__Image element box records__.
# # #
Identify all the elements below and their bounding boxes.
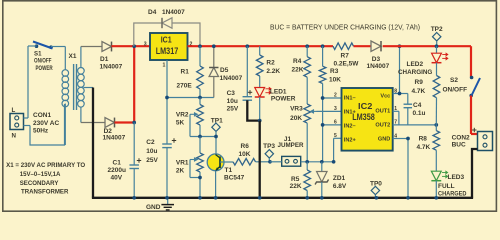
wire: [24, 117, 29, 119]
svg-text:N: N: [12, 133, 17, 140]
svg-text:R5: R5: [291, 176, 300, 183]
svg-text:LED2: LED2: [407, 61, 424, 68]
wire OUT2: [393, 124, 437, 126]
svg-text:1N4007: 1N4007: [103, 134, 126, 141]
svg-text:D1: D1: [100, 56, 109, 63]
node: [198, 135, 202, 139]
svg-text:1: 1: [163, 63, 166, 69]
svg-text:D3: D3: [372, 56, 381, 63]
svg-text:S1: S1: [34, 50, 42, 57]
wire to pin5: [333, 138, 335, 162]
diode D5: [213, 46, 215, 67]
svg-text:IC1: IC1: [161, 35, 172, 45]
svg-text:2: 2: [334, 93, 337, 99]
svg-text:BC547: BC547: [224, 175, 245, 182]
wire center tap: [84, 87, 94, 89]
node: [332, 160, 336, 164]
wire ADJ: [166, 60, 168, 144]
wire: [470, 96, 472, 135]
svg-text:0.1u: 0.1u: [413, 110, 426, 117]
zener ZD1: [321, 162, 323, 172]
node: [198, 176, 202, 180]
node: [321, 44, 325, 48]
wire black to ground: [259, 121, 261, 198]
node: [214, 196, 218, 200]
svg-text:JUMPER: JUMPER: [278, 142, 304, 149]
svg-text:SECONDARY: SECONDARY: [20, 180, 59, 187]
node: [212, 44, 216, 48]
wire GND pin4: [393, 138, 408, 140]
wire: [190, 136, 216, 138]
svg-text:230V AC: 230V AC: [33, 120, 59, 127]
svg-text:BUC: BUC: [452, 142, 466, 149]
svg-text:R6: R6: [241, 143, 250, 150]
svg-text:5K: 5K: [176, 120, 185, 127]
connector CON1: [10, 114, 24, 130]
wire: [323, 124, 342, 126]
resistor R5: [306, 162, 308, 170]
wire Vcc: [393, 93, 400, 95]
svg-text:CON2: CON2: [452, 134, 470, 141]
node: [268, 160, 272, 164]
node: [321, 123, 325, 127]
node: [198, 44, 202, 48]
node: [434, 123, 438, 127]
capacitor C3: [246, 46, 248, 96]
diode D2: [105, 118, 115, 128]
svg-text:C3: C3: [227, 90, 236, 97]
svg-text:CHARGED: CHARGED: [438, 190, 467, 197]
svg-text:C2: C2: [146, 139, 155, 146]
svg-text:6.8V: 6.8V: [333, 183, 347, 190]
node: [375, 196, 379, 200]
node: [406, 196, 410, 200]
svg-text:D4: D4: [148, 9, 157, 16]
svg-text:C4: C4: [413, 102, 422, 109]
svg-text:1N4007: 1N4007: [100, 64, 123, 71]
node: [258, 196, 262, 200]
svg-text:6: 6: [334, 120, 337, 126]
svg-text:22K: 22K: [290, 183, 302, 190]
wire: [28, 45, 37, 47]
LED LED3: [435, 150, 437, 171]
wire: [133, 46, 135, 122]
svg-text:C1: C1: [113, 160, 122, 167]
potentiometer VR1: [199, 137, 201, 154]
wire: [112, 45, 151, 47]
svg-text:L: L: [12, 107, 16, 114]
svg-text:LED3: LED3: [448, 174, 465, 181]
jumper J1: [282, 156, 301, 166]
svg-text:X1: X1: [69, 53, 77, 60]
svg-text:BUC = BATTERY UNDER CHARGING (: BUC = BATTERY UNDER CHARGING (12V, 7Ah): [270, 23, 420, 32]
svg-text:5: 5: [334, 133, 337, 139]
wire: [51, 46, 65, 48]
wire: [24, 125, 31, 127]
ground rail: [92, 197, 473, 199]
svg-text:15V–0–15V,1A: 15V–0–15V,1A: [20, 171, 61, 178]
svg-text:2.2K: 2.2K: [266, 68, 280, 75]
wire: [472, 149, 478, 198]
node: [305, 196, 309, 200]
svg-text:IC2: IC2: [358, 101, 373, 111]
svg-text:VR3: VR3: [290, 106, 303, 113]
svg-text:FULL: FULL: [438, 183, 455, 190]
resistor R2: [259, 46, 261, 55]
wire: [80, 47, 82, 68]
capacitor C2: [162, 143, 172, 145]
svg-text:IN2+: IN2+: [344, 138, 357, 144]
connector CON2: [478, 132, 493, 151]
svg-text:R8: R8: [419, 135, 428, 142]
switch S1: [35, 44, 39, 48]
switch S2: [470, 76, 474, 80]
resistor R4: [306, 46, 308, 57]
node: [406, 137, 410, 141]
svg-text:S2: S2: [450, 77, 458, 84]
wire: [470, 46, 472, 77]
node: [434, 196, 438, 200]
svg-text:10u: 10u: [227, 98, 238, 105]
capacitor C1: [133, 123, 135, 166]
svg-text:CON1: CON1: [33, 112, 51, 119]
svg-text:270E: 270E: [177, 83, 193, 90]
svg-text:2K: 2K: [176, 167, 185, 174]
svg-text:R1: R1: [181, 69, 190, 76]
svg-text:T1: T1: [225, 167, 233, 174]
node: [398, 92, 402, 96]
op-amp U2 IC2 LM358: [342, 88, 393, 151]
svg-text:10K: 10K: [329, 76, 341, 83]
wire: [115, 121, 135, 123]
svg-text:1N4007: 1N4007: [162, 9, 185, 16]
node: [435, 44, 439, 48]
svg-text:3: 3: [334, 106, 337, 112]
svg-text:OUT2: OUT2: [375, 123, 390, 129]
svg-text:Vcc: Vcc: [380, 94, 390, 100]
capacitor C4: [404, 103, 413, 105]
node: [398, 44, 402, 48]
node: [214, 135, 218, 139]
svg-text:40V: 40V: [111, 175, 123, 182]
svg-text:4.7K: 4.7K: [417, 144, 431, 151]
resistor R8: [435, 125, 437, 131]
node: [132, 121, 136, 125]
svg-text:R2: R2: [266, 59, 275, 66]
transistor T1 BC547: [207, 154, 224, 171]
svg-text:2200u: 2200u: [108, 167, 126, 174]
svg-text:10u: 10u: [146, 148, 157, 155]
svg-text:LED1: LED1: [270, 88, 287, 95]
node: [320, 196, 324, 200]
resistor R7: [333, 43, 354, 50]
svg-text:TRANSFORMER: TRANSFORMER: [21, 188, 69, 195]
diode D3: [371, 41, 381, 51]
potentiometer VR2: [199, 98, 201, 105]
svg-text:ZD1: ZD1: [333, 175, 346, 182]
svg-text:OUT1: OUT1: [375, 109, 390, 115]
svg-text:POWER: POWER: [36, 65, 54, 72]
svg-text:X1 = 230V AC PRIMARY TO: X1 = 230V AC PRIMARY TO: [6, 162, 85, 169]
resistor R6: [233, 159, 256, 166]
wire: [383, 45, 471, 47]
potentiometer VR3: [304, 104, 311, 123]
node: [198, 96, 202, 100]
node: [245, 44, 249, 48]
wire output rail: [188, 45, 334, 47]
svg-text:POWER: POWER: [271, 96, 296, 103]
node: [320, 160, 324, 164]
svg-text:3: 3: [144, 41, 147, 47]
node: [305, 160, 309, 164]
svg-text:1N4007: 1N4007: [220, 75, 243, 82]
svg-text:R7: R7: [341, 52, 350, 59]
node: [165, 96, 169, 100]
svg-text:R9: R9: [415, 79, 424, 86]
node: [132, 196, 136, 200]
svg-text:ON/OFF: ON/OFF: [443, 86, 468, 93]
svg-text:20K: 20K: [290, 115, 302, 122]
svg-text:R4: R4: [293, 58, 302, 65]
svg-text:CHARGING: CHARGING: [398, 69, 432, 76]
svg-text:1N4007: 1N4007: [367, 63, 390, 70]
resistor R3: [322, 46, 324, 66]
wire secondary bottom: [80, 107, 82, 123]
regulator IC1 LM317: [150, 33, 188, 60]
wire OUT1: [393, 110, 399, 112]
svg-text:25V: 25V: [227, 106, 239, 113]
diode D4: [134, 23, 162, 46]
svg-text:IN1+: IN1+: [344, 110, 357, 116]
node: [165, 196, 169, 200]
svg-text:25V: 25V: [146, 157, 158, 164]
svg-text:10K: 10K: [239, 151, 251, 158]
svg-text:VR1: VR1: [176, 159, 189, 166]
wire: [301, 161, 334, 163]
svg-text:50Hz: 50Hz: [33, 128, 49, 135]
svg-text:22K: 22K: [292, 67, 304, 74]
node: [321, 96, 325, 100]
node: [305, 44, 309, 48]
node: [132, 44, 136, 48]
wire: [354, 45, 372, 47]
LED LED2: [436, 46, 438, 53]
node: [198, 196, 202, 200]
svg-text:VR2: VR2: [176, 111, 189, 118]
node: [258, 119, 262, 123]
svg-text:GND: GND: [146, 204, 161, 211]
wire: [323, 97, 342, 99]
resistor R9: [436, 63, 438, 76]
svg-text:IN1–: IN1–: [344, 96, 356, 102]
wire center tap to ground: [92, 88, 94, 198]
resistor R1: [199, 46, 201, 66]
svg-text:IN2–: IN2–: [344, 124, 356, 130]
diode D1: [102, 42, 112, 52]
svg-text:LM317: LM317: [156, 46, 179, 56]
svg-text:D5: D5: [220, 67, 229, 74]
svg-text:GND: GND: [378, 137, 390, 143]
svg-text:R3: R3: [330, 68, 339, 75]
LED LED1: [255, 88, 265, 98]
svg-text:ON/OFF: ON/OFF: [34, 58, 52, 65]
svg-text:0.2E,5W: 0.2E,5W: [334, 61, 360, 68]
svg-text:4.7K: 4.7K: [412, 88, 426, 95]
# # #
__Exercise goal__.
Copy the lines of the material above word for word, beginning at the line that contains "wire: [24, 117, 29, 119]" and stopping after the line that contains "wire Vcc: [393, 93, 400, 95]".

__Problem solution__.
wire: [24, 117, 29, 119]
svg-text:N: N: [12, 133, 17, 140]
svg-text:R5: R5: [291, 176, 300, 183]
svg-text:LED2: LED2: [407, 61, 424, 68]
wire OUT2: [393, 124, 437, 126]
svg-text:1N4007: 1N4007: [103, 134, 126, 141]
svg-text:D1: D1: [100, 56, 109, 63]
node: [198, 135, 202, 139]
svg-text:1: 1: [163, 63, 166, 69]
svg-text:D3: D3: [372, 56, 381, 63]
svg-text:S1: S1: [34, 50, 42, 57]
wire to pin5: [333, 138, 335, 162]
diode D5: [213, 46, 215, 67]
svg-text:IC1: IC1: [161, 35, 172, 45]
svg-text:2: 2: [334, 93, 337, 99]
svg-text:BC547: BC547: [224, 175, 245, 182]
wire center tap: [84, 87, 94, 89]
node: [332, 160, 336, 164]
wire ADJ: [166, 60, 168, 144]
wire: [470, 96, 472, 135]
svg-text:0.1u: 0.1u: [413, 110, 426, 117]
zener ZD1: [321, 162, 323, 172]
node: [198, 176, 202, 180]
node: [321, 44, 325, 48]
wire black to ground: [259, 121, 261, 198]
node: [214, 196, 218, 200]
svg-text:JUMPER: JUMPER: [278, 142, 304, 149]
svg-text:SECONDARY: SECONDARY: [20, 180, 59, 187]
node: [212, 44, 216, 48]
wire GND pin4: [393, 138, 408, 140]
wire: [190, 136, 216, 138]
svg-text:230V AC: 230V AC: [33, 120, 59, 127]
svg-text:BUC: BUC: [452, 142, 466, 149]
svg-text:R6: R6: [241, 143, 250, 150]
svg-text:5K: 5K: [176, 120, 185, 127]
connector CON1: [10, 114, 24, 130]
wire: [323, 124, 342, 126]
resistor R5: [306, 162, 308, 170]
wire Vcc: [393, 93, 400, 95]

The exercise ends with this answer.